Material provided →

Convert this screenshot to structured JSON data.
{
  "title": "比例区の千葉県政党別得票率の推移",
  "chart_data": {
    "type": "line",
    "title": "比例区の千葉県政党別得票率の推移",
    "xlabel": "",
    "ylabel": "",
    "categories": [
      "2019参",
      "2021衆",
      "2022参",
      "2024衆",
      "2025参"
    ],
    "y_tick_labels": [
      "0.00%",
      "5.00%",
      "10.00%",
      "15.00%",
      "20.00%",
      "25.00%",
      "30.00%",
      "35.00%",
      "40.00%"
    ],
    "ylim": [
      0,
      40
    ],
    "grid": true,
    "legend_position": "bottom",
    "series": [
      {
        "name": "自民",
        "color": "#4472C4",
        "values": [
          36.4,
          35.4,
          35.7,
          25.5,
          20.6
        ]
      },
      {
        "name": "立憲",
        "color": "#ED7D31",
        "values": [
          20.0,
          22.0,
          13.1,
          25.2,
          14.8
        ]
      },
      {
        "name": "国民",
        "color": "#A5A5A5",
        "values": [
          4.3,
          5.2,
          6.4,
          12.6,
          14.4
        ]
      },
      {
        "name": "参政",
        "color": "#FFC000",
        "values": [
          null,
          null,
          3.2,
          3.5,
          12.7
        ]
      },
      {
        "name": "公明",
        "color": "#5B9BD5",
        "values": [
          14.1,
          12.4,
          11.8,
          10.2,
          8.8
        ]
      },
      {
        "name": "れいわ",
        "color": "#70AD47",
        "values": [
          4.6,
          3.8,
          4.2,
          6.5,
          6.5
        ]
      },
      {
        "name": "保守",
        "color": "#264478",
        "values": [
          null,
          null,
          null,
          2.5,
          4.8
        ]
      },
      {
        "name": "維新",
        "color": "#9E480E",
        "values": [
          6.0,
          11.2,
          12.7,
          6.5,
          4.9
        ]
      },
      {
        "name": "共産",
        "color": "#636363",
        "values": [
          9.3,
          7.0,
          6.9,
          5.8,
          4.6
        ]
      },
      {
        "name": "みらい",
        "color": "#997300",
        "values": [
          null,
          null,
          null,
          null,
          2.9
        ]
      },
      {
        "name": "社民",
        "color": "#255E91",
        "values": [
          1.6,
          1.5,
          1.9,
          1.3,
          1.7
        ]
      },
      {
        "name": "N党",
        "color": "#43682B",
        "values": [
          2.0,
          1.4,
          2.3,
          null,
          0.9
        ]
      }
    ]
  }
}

* * *

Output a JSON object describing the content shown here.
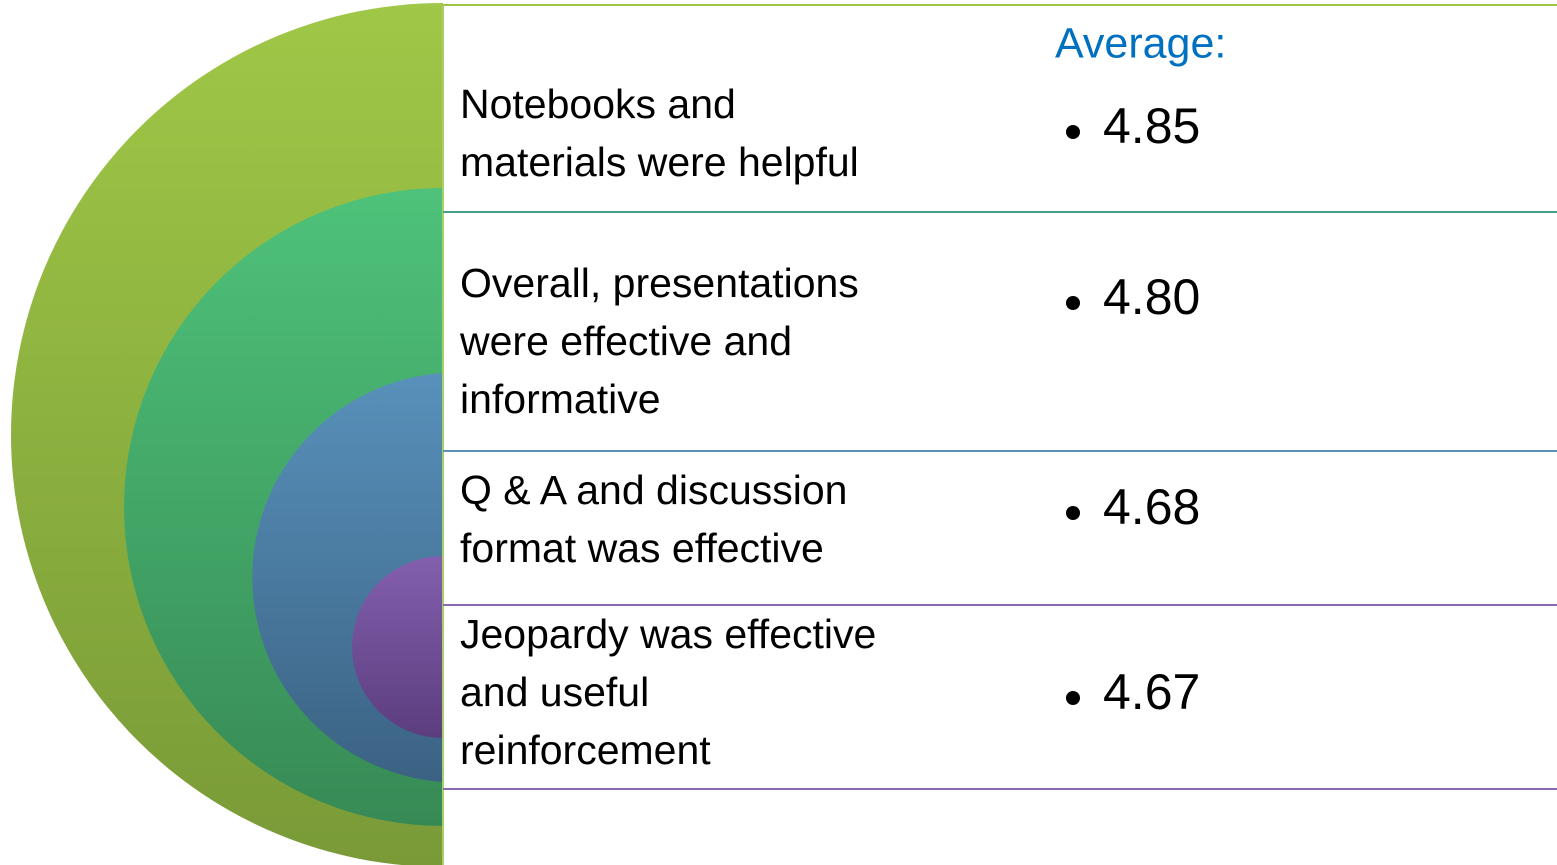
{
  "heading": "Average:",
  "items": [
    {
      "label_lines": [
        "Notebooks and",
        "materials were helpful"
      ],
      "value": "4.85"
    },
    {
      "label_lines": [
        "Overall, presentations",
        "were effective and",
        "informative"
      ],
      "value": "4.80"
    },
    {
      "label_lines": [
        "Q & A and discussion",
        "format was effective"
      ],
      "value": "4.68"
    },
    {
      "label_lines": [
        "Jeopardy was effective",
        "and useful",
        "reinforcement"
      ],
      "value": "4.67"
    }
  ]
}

---

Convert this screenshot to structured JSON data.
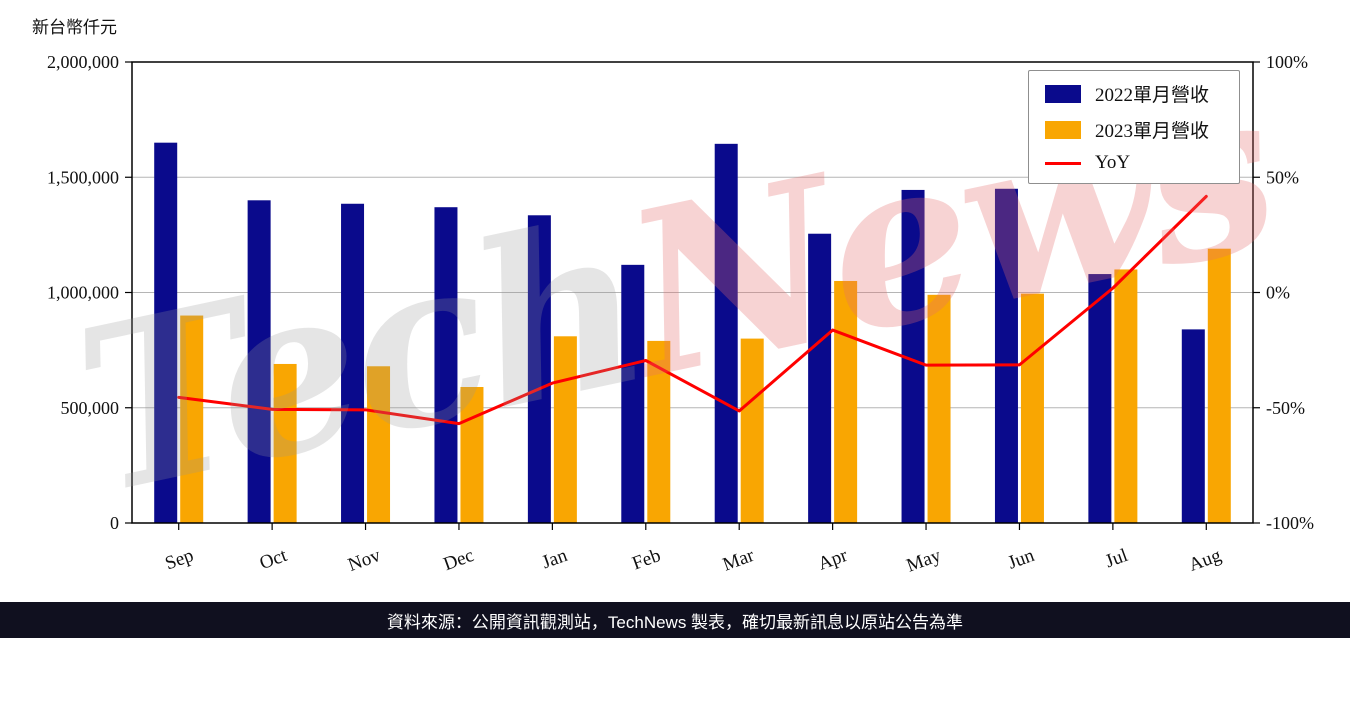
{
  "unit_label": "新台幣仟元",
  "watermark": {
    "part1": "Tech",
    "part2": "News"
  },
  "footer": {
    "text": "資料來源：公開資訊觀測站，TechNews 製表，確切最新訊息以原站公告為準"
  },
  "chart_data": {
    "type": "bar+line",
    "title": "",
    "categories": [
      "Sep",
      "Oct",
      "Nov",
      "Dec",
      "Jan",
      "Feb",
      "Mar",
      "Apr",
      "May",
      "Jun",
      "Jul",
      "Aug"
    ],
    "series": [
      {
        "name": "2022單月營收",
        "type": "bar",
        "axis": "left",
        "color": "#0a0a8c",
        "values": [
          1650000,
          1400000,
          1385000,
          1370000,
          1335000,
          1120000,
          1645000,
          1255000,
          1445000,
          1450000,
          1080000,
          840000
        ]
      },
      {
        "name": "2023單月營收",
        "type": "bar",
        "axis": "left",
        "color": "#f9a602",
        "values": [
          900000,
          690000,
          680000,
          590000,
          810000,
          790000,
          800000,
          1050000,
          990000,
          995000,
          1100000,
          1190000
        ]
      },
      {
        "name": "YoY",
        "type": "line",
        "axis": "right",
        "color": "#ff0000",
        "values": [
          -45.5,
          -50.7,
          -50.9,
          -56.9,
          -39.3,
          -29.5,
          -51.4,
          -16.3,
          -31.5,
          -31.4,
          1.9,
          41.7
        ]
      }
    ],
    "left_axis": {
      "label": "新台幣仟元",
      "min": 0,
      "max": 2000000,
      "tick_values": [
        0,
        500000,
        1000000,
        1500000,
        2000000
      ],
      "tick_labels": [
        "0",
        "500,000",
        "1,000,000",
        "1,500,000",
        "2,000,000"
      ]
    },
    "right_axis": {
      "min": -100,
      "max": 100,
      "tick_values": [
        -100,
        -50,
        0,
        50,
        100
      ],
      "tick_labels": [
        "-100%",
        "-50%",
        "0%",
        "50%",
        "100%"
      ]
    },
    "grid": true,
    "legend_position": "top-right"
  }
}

Given exercise → In the records above, find each line holding "type" and copy it.

Expected answer →
    "type": "line",
    "type": "bar+line",
        "type": "bar",
        "type": "bar",
        "type": "line",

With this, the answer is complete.